**TASK DETAILS**:
Take the data below and repeat it exactly.

%%

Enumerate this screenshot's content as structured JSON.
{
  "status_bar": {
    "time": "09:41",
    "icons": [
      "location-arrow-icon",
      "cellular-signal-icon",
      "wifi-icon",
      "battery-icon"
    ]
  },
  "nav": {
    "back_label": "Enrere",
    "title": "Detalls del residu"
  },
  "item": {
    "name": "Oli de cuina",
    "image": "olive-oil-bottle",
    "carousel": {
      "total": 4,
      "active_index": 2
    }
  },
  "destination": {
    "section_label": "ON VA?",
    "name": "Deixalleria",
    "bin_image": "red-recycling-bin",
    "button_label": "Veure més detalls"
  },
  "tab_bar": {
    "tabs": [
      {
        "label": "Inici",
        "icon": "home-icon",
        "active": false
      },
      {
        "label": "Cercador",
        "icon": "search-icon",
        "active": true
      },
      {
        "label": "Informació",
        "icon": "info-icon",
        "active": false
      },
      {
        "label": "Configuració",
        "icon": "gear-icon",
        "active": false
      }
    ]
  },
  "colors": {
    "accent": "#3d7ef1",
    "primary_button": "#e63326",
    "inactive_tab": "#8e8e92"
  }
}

%%

**EXPECTED ANSWER**:
Enumerate this screenshot's content as structured JSON.
{
  "status_bar": {
    "time": "09:41",
    "icons": [
      "location-arrow-icon",
      "cellular-signal-icon",
      "wifi-icon",
      "battery-icon"
    ]
  },
  "nav": {
    "back_label": "Enrere",
    "title": "Detalls del residu"
  },
  "item": {
    "name": "Oli de cuina",
    "image": "olive-oil-bottle",
    "carousel": {
      "total": 4,
      "active_index": 2
    }
  },
  "destination": {
    "section_label": "ON VA?",
    "name": "Deixalleria",
    "bin_image": "red-recycling-bin",
    "button_label": "Veure més detalls"
  },
  "tab_bar": {
    "tabs": [
      {
        "label": "Inici",
        "icon": "home-icon",
        "active": false
      },
      {
        "label": "Cercador",
        "icon": "search-icon",
        "active": true
      },
      {
        "label": "Informació",
        "icon": "info-icon",
        "active": false
      },
      {
        "label": "Configuració",
        "icon": "gear-icon",
        "active": false
      }
    ]
  },
  "colors": {
    "accent": "#3d7ef1",
    "primary_button": "#e63326",
    "inactive_tab": "#8e8e92"
  }
}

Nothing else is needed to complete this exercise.